GOAL: Using the data below, copy every line that contains the word "What".

=== STORED DATA ===

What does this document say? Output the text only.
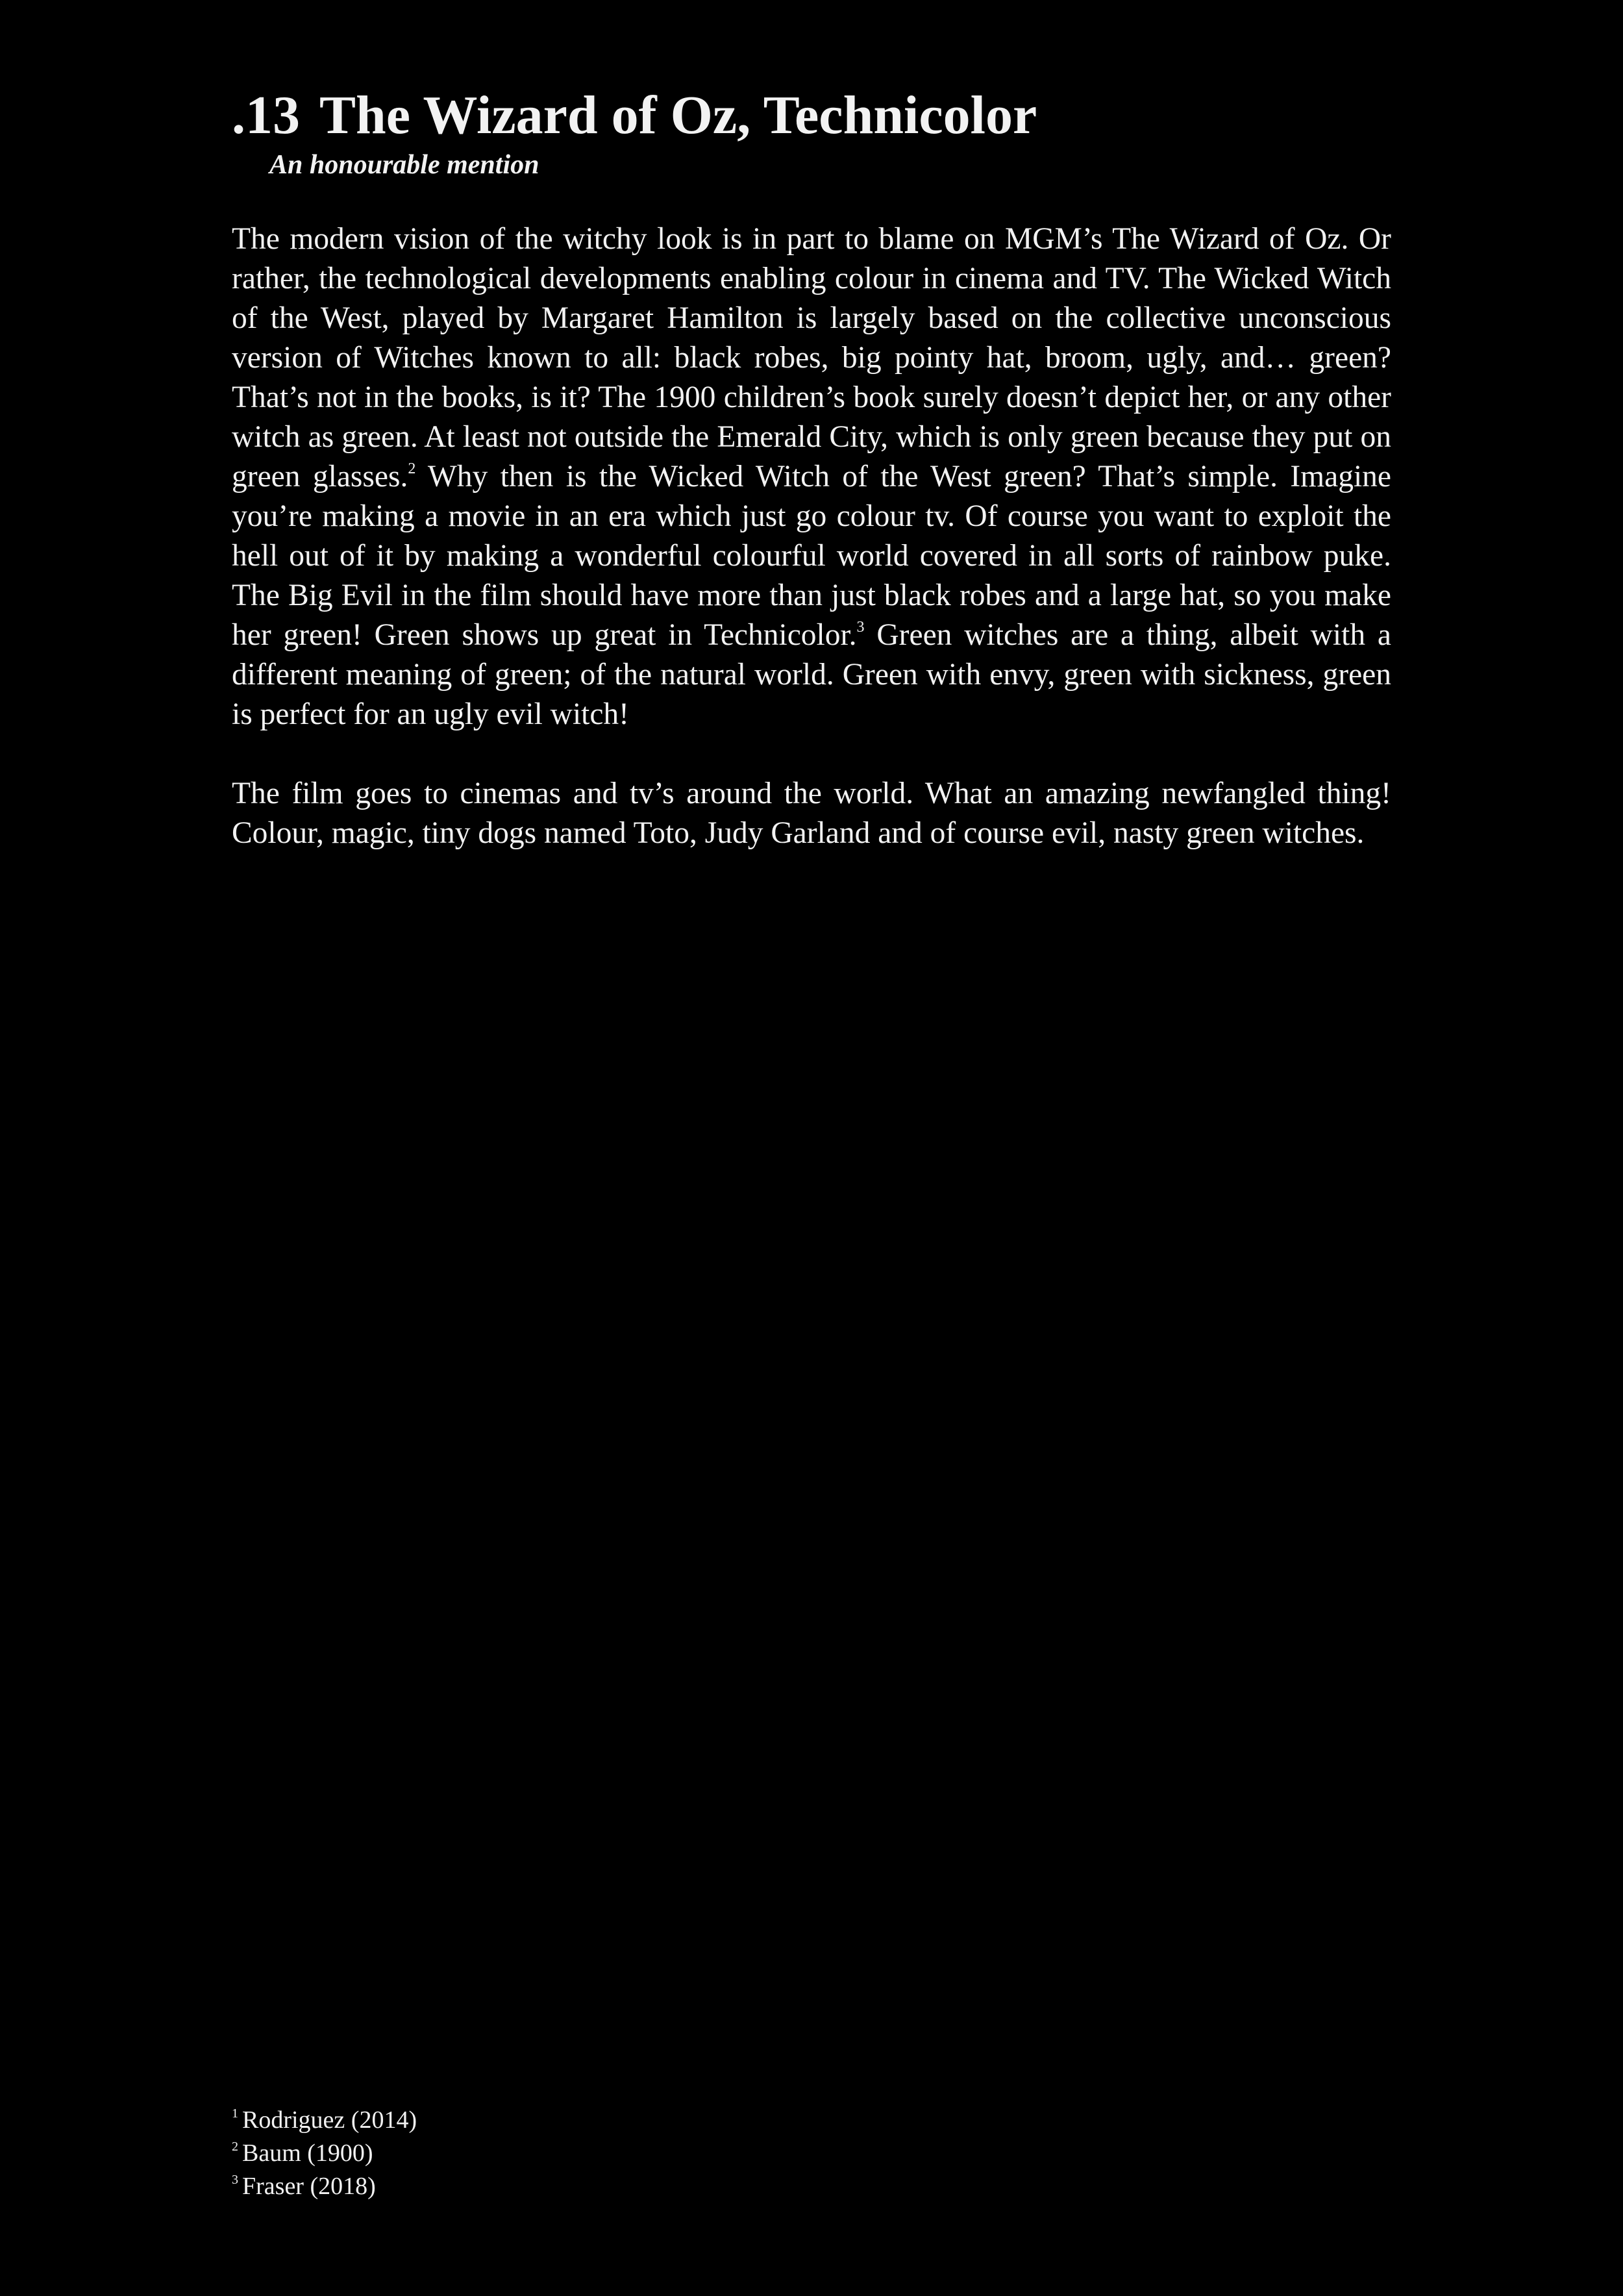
.13 The Wizard of Oz, Technicolor
An honourable mention

The modern vision of the witchy look is in part to blame on MGM’s The Wizard of Oz. Or rather, the technological developments enabling colour in cinema and TV. The Wicked Witch of the West, played by Margaret Hamilton is largely based on the collective unconscious version of Witches known to all: black robes, big pointy hat, broom, ugly, and… green? That’s not in the books, is it? The 1900 children’s book surely doesn’t depict her, or any other witch as green. At least not outside the Emerald City, which is only green because they put on green glasses.$^2$ Why then is the Wicked Witch of the West green? That’s simple. Imagine you’re making a movie in an era which just go colour tv. Of course you want to exploit the hell out of it by making a wonderful colourful world covered in all sorts of rainbow puke. The Big Evil in the film should have more than just black robes and a large hat, so you make her green! Green shows up great in Technicolor.$^3$ Green witches are a thing, albeit with a different meaning of green; of the natural world. Green with envy, green with sickness, green is perfect for an ugly evil witch!

The film goes to cinemas and tv’s around the world. What an amazing newfangled thing! Colour, magic, tiny dogs named Toto, Judy Garland and of course evil, nasty green witches.

$^1$ Rodriguez (2014)
$^2$ Baum (1900)
$^3$ Fraser (2018)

===

FINISHED TASK:
What does this document say? Output the text only.
The film goes to cinemas and tv’s around the world. What an amazing newfangled thing! Colour, magic, tiny dogs named Toto, Judy Garland and of course evil, nasty green witches.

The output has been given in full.